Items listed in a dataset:
## START
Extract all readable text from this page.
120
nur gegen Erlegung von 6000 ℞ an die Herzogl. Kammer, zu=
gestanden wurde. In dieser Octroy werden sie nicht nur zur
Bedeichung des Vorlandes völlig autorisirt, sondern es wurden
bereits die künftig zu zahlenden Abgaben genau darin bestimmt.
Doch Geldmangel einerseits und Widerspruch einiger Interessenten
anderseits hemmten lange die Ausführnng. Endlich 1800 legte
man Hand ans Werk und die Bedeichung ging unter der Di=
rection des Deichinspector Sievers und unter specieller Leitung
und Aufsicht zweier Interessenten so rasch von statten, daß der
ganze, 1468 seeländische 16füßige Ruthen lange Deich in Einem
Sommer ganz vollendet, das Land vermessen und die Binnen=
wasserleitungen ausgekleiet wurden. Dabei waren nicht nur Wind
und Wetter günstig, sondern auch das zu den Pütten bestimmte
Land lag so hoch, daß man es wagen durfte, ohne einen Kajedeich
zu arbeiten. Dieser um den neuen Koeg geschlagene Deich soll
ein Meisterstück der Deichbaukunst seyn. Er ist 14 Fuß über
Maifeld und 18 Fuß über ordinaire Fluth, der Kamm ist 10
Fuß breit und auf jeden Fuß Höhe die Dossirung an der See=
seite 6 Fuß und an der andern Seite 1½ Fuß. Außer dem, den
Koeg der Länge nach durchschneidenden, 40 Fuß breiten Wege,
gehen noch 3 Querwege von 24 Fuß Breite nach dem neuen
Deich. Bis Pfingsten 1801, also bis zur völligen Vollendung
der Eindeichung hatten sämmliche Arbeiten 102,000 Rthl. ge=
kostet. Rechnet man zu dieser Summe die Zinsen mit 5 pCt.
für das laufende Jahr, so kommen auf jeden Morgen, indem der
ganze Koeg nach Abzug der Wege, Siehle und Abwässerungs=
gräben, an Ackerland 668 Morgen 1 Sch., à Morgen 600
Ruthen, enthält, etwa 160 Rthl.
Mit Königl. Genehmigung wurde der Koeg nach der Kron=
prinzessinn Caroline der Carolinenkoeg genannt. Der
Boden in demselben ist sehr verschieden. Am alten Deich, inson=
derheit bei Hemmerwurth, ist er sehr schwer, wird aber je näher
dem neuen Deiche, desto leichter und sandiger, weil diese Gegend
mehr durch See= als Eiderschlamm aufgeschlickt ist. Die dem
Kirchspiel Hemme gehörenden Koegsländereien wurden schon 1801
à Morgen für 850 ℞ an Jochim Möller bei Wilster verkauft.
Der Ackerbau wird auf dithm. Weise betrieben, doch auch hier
## END
- EXERCISE INSTRUCTIONS -
From the first line to the last, please quote the material above exactly.

- WRITTEN ANSWER -
Extract all readable text from this page.
120
nur gegen Erlegung von 6000 ℞ an die Herzogl. Kammer, zu=
gestanden wurde. In dieser Octroy werden sie nicht nur zur
Bedeichung des Vorlandes völlig autorisirt, sondern es wurden
bereits die künftig zu zahlenden Abgaben genau darin bestimmt.
Doch Geldmangel einerseits und Widerspruch einiger Interessenten
anderseits hemmten lange die Ausführnng. Endlich 1800 legte
man Hand ans Werk und die Bedeichung ging unter der Di=
rection des Deichinspector Sievers und unter specieller Leitung
und Aufsicht zweier Interessenten so rasch von statten, daß der
ganze, 1468 seeländische 16füßige Ruthen lange Deich in Einem
Sommer ganz vollendet, das Land vermessen und die Binnen=
wasserleitungen ausgekleiet wurden. Dabei waren nicht nur Wind
und Wetter günstig, sondern auch das zu den Pütten bestimmte
Land lag so hoch, daß man es wagen durfte, ohne einen Kajedeich
zu arbeiten. Dieser um den neuen Koeg geschlagene Deich soll
ein Meisterstück der Deichbaukunst seyn. Er ist 14 Fuß über
Maifeld und 18 Fuß über ordinaire Fluth, der Kamm ist 10
Fuß breit und auf jeden Fuß Höhe die Dossirung an der See=
seite 6 Fuß und an der andern Seite 1½ Fuß. Außer dem, den
Koeg der Länge nach durchschneidenden, 40 Fuß breiten Wege,
gehen noch 3 Querwege von 24 Fuß Breite nach dem neuen
Deich. Bis Pfingsten 1801, also bis zur völligen Vollendung
der Eindeichung hatten sämmliche Arbeiten 102,000 Rthl. ge=
kostet. Rechnet man zu dieser Summe die Zinsen mit 5 pCt.
für das laufende Jahr, so kommen auf jeden Morgen, indem der
ganze Koeg nach Abzug der Wege, Siehle und Abwässerungs=
gräben, an Ackerland 668 Morgen 1 Sch., à Morgen 600
Ruthen, enthält, etwa 160 Rthl.
Mit Königl. Genehmigung wurde der Koeg nach der Kron=
prinzessinn Caroline der Carolinenkoeg genannt. Der
Boden in demselben ist sehr verschieden. Am alten Deich, inson=
derheit bei Hemmerwurth, ist er sehr schwer, wird aber je näher
dem neuen Deiche, desto leichter und sandiger, weil diese Gegend
mehr durch See= als Eiderschlamm aufgeschlickt ist. Die dem
Kirchspiel Hemme gehörenden Koegsländereien wurden schon 1801
à Morgen für 850 ℞ an Jochim Möller bei Wilster verkauft.
Der Ackerbau wird auf dithm. Weise betrieben, doch auch hier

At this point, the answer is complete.